## Start
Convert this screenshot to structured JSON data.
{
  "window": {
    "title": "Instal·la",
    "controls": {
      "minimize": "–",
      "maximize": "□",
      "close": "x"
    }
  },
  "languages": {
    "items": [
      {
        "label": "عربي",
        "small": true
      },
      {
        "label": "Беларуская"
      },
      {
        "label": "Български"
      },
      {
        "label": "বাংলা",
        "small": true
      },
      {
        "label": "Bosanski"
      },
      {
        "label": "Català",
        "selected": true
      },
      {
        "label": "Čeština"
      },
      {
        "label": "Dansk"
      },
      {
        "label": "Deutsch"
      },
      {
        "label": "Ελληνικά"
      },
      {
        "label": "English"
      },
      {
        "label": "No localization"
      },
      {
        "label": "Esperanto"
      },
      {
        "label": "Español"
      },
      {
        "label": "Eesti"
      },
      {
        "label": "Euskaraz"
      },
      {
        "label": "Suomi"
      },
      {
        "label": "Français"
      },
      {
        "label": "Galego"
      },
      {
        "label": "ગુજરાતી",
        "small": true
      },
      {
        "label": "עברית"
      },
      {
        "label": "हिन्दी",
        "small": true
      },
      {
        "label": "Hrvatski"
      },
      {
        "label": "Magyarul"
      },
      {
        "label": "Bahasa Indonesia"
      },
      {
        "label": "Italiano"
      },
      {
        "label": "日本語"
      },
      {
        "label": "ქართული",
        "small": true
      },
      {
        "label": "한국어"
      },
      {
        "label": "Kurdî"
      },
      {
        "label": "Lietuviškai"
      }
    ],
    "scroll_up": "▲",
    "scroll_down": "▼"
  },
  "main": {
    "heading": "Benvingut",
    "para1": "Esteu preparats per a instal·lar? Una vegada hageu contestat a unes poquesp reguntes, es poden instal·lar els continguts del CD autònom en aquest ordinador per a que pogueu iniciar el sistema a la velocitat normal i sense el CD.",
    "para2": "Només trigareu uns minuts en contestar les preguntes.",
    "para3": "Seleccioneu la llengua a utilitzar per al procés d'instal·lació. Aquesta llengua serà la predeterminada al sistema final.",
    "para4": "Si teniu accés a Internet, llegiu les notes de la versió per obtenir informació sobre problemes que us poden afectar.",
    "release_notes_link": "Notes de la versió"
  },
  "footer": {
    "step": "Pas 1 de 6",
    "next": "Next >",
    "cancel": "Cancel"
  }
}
## End
- **GOAL**
Please quote the records above exactly, without skipping a line.

- **THE ANSWER**
Convert this screenshot to structured JSON data.
{
  "window": {
    "title": "Instal·la",
    "controls": {
      "minimize": "–",
      "maximize": "□",
      "close": "x"
    }
  },
  "languages": {
    "items": [
      {
        "label": "عربي",
        "small": true
      },
      {
        "label": "Беларуская"
      },
      {
        "label": "Български"
      },
      {
        "label": "বাংলা",
        "small": true
      },
      {
        "label": "Bosanski"
      },
      {
        "label": "Català",
        "selected": true
      },
      {
        "label": "Čeština"
      },
      {
        "label": "Dansk"
      },
      {
        "label": "Deutsch"
      },
      {
        "label": "Ελληνικά"
      },
      {
        "label": "English"
      },
      {
        "label": "No localization"
      },
      {
        "label": "Esperanto"
      },
      {
        "label": "Español"
      },
      {
        "label": "Eesti"
      },
      {
        "label": "Euskaraz"
      },
      {
        "label": "Suomi"
      },
      {
        "label": "Français"
      },
      {
        "label": "Galego"
      },
      {
        "label": "ગુજરાતી",
        "small": true
      },
      {
        "label": "עברית"
      },
      {
        "label": "हिन्दी",
        "small": true
      },
      {
        "label": "Hrvatski"
      },
      {
        "label": "Magyarul"
      },
      {
        "label": "Bahasa Indonesia"
      },
      {
        "label": "Italiano"
      },
      {
        "label": "日本語"
      },
      {
        "label": "ქართული",
        "small": true
      },
      {
        "label": "한국어"
      },
      {
        "label": "Kurdî"
      },
      {
        "label": "Lietuviškai"
      }
    ],
    "scroll_up": "▲",
    "scroll_down": "▼"
  },
  "main": {
    "heading": "Benvingut",
    "para1": "Esteu preparats per a instal·lar? Una vegada hageu contestat a unes poquesp reguntes, es poden instal·lar els continguts del CD autònom en aquest ordinador per a que pogueu iniciar el sistema a la velocitat normal i sense el CD.",
    "para2": "Només trigareu uns minuts en contestar les preguntes.",
    "para3": "Seleccioneu la llengua a utilitzar per al procés d'instal·lació. Aquesta llengua serà la predeterminada al sistema final.",
    "para4": "Si teniu accés a Internet, llegiu les notes de la versió per obtenir informació sobre problemes que us poden afectar.",
    "release_notes_link": "Notes de la versió"
  },
  "footer": {
    "step": "Pas 1 de 6",
    "next": "Next >",
    "cancel": "Cancel"
  }
}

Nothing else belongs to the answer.